TASK DATA
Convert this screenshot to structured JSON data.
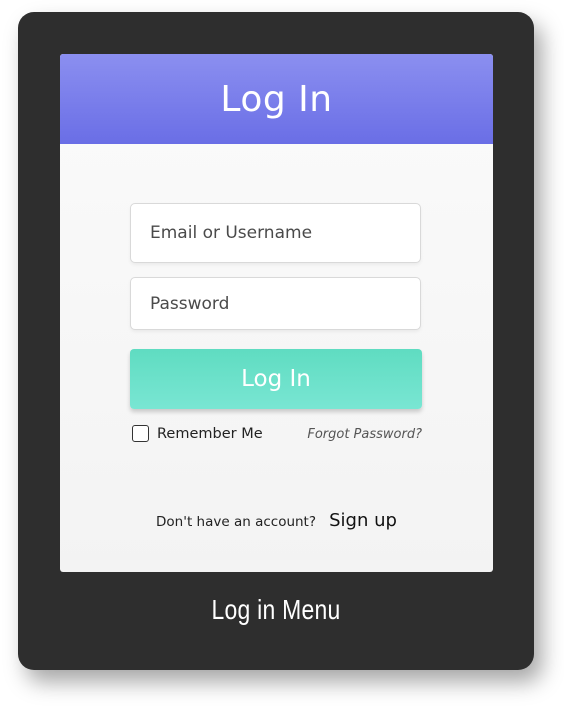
{
  "header": {
    "title": "Log In"
  },
  "form": {
    "email_placeholder": "Email or Username",
    "password_placeholder": "Password",
    "submit_label": "Log In",
    "remember_label": "Remember Me",
    "remember_checked": false,
    "forgot_label": "Forgot Password?"
  },
  "footer": {
    "prompt": "Don't have an account?",
    "signup_label": "Sign up"
  },
  "caption": "Log in Menu",
  "colors": {
    "header": "#7a7eec",
    "button": "#6be2cb",
    "frame": "#2e2e2e"
  }
}
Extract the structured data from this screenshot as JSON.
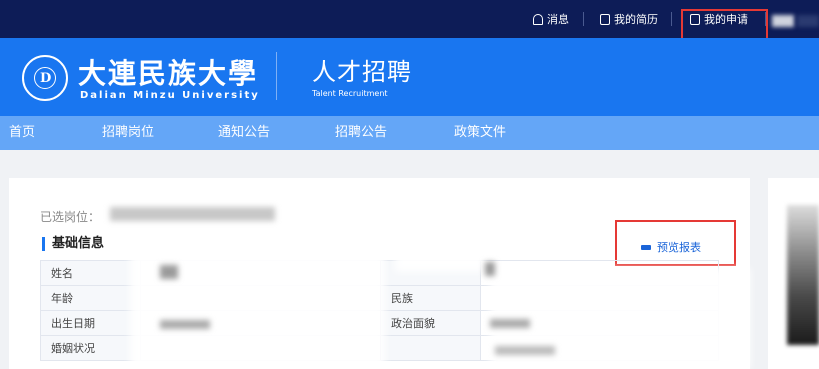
{
  "topbar": {
    "items": [
      {
        "label": "消息",
        "icon": "bell-icon"
      },
      {
        "label": "我的简历",
        "icon": "resume-icon"
      },
      {
        "label": "我的申请",
        "icon": "application-icon"
      }
    ]
  },
  "banner": {
    "university_cn": "大連民族大學",
    "university_en": "Dalian Minzu University",
    "title": "人才招聘",
    "subtitle": "Talent Recruitment"
  },
  "nav": {
    "items": [
      "首页",
      "招聘岗位",
      "通知公告",
      "招聘公告",
      "政策文件"
    ]
  },
  "content": {
    "selected_label": "已选岗位：",
    "section_title": "基础信息",
    "preview_label": "预览报表",
    "rows": [
      {
        "label": "姓名",
        "label2": ""
      },
      {
        "label": "年龄",
        "label2": "民族"
      },
      {
        "label": "出生日期",
        "label2": "政治面貌"
      },
      {
        "label": "婚姻状况",
        "label2": ""
      }
    ]
  },
  "colors": {
    "topbar": "#0d1c57",
    "banner": "#1976f0",
    "nav": "#64a6f7",
    "highlight": "#e53935",
    "link": "#1a64d8"
  }
}
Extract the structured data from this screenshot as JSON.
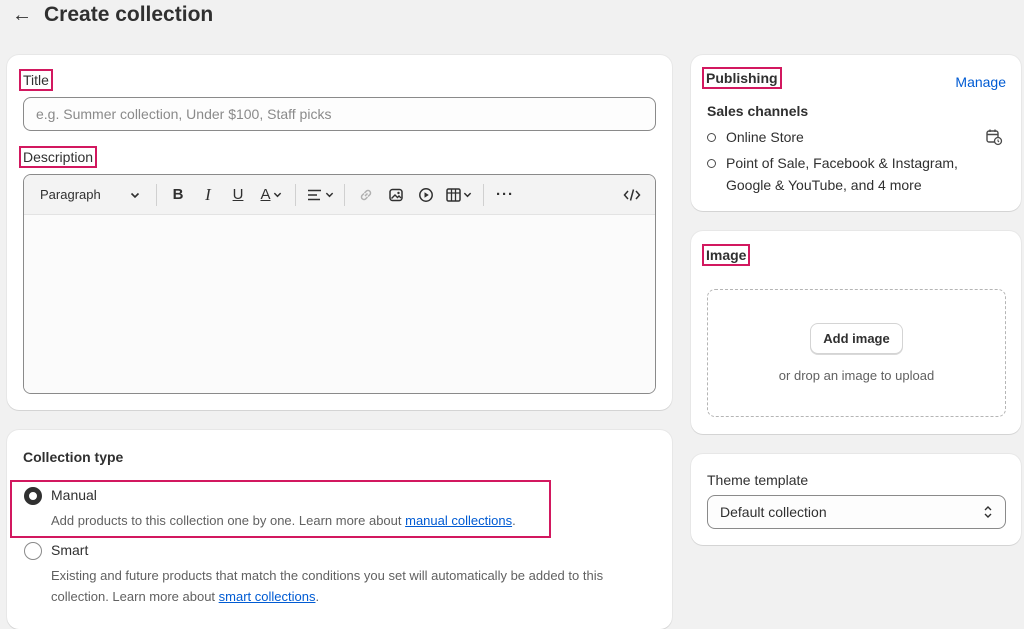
{
  "header": {
    "back_icon": "arrow-left-icon",
    "title": "Create collection"
  },
  "title_field": {
    "label": "Title",
    "placeholder": "e.g. Summer collection, Under $100, Staff picks",
    "value": ""
  },
  "description": {
    "label": "Description",
    "toolbar": {
      "paragraph_label": "Paragraph"
    }
  },
  "collection_type": {
    "title": "Collection type",
    "manual": {
      "label": "Manual",
      "help": "Add products to this collection one by one. Learn more about ",
      "link": "manual collections",
      "suffix": "."
    },
    "smart": {
      "label": "Smart",
      "help_line1": "Existing and future products that match the conditions you set will automatically be added to this",
      "help_line2": "collection. Learn more about ",
      "link": "smart collections",
      "suffix": "."
    },
    "selected": "Manual"
  },
  "publishing": {
    "title": "Publishing",
    "manage_label": "Manage",
    "sales_channels_label": "Sales channels",
    "channels": [
      "Online Store",
      "Point of Sale, Facebook & Instagram, Google & YouTube, and 4 more"
    ]
  },
  "image": {
    "title": "Image",
    "add_button": "Add image",
    "drop_text": "or drop an image to upload"
  },
  "theme": {
    "label": "Theme template",
    "selected": "Default collection"
  },
  "colors": {
    "highlight": "#d2185f",
    "link": "#005bd3",
    "background": "#f1f1f1"
  }
}
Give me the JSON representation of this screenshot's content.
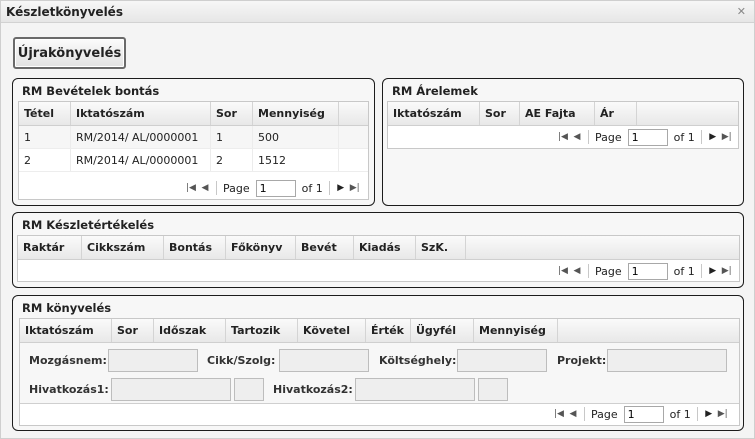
{
  "window": {
    "title": "Készletkönyvelés",
    "close_icon": "close-icon"
  },
  "toolbar": {
    "rebook_label": "Újrakönyvelés"
  },
  "pager": {
    "page_label": "Page",
    "of_label": "of 1",
    "page_value": "1"
  },
  "bevetelek": {
    "title": "RM Bevételek bontás",
    "columns": [
      "Tétel",
      "Iktatószám",
      "Sor",
      "Mennyiség"
    ],
    "rows": [
      [
        "1",
        "RM/2014/  AL/0000001",
        "1",
        "500"
      ],
      [
        "2",
        "RM/2014/  AL/0000001",
        "2",
        "1512"
      ]
    ]
  },
  "arelemek": {
    "title": "RM Árelemek",
    "columns": [
      "Iktatószám",
      "Sor",
      "AE Fajta",
      "Ár"
    ]
  },
  "keszletertekeles": {
    "title": "RM Készletértékelés",
    "columns": [
      "Raktár",
      "Cikkszám",
      "Bontás",
      "Főkönyv",
      "Bevét",
      "Kiadás",
      "SzK."
    ]
  },
  "konyveles": {
    "title": "RM könyvelés",
    "columns": [
      "Iktatószám",
      "Sor",
      "Időszak",
      "Tartozik",
      "Követel",
      "Érték",
      "Ügyfél",
      "Mennyiség"
    ],
    "fields": {
      "mozgasnem": "Mozgásnem:",
      "cikk": "Cikk/Szolg:",
      "koltseghely": "Költséghely:",
      "projekt": "Projekt:",
      "hivatkozas1": "Hivatkozás1:",
      "hivatkozas2": "Hivatkozás2:"
    }
  }
}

WHAT NEEDS TO BE DONE
Report every line containing the word "more" from the listing above.

ANSWER FOR THE TASK
      "help": "Add products to this collection one by one. Learn more about ",
      "help_line2": "collection. Learn more about ",
      "Point of Sale, Facebook & Instagram, Google & YouTube, and 4 more"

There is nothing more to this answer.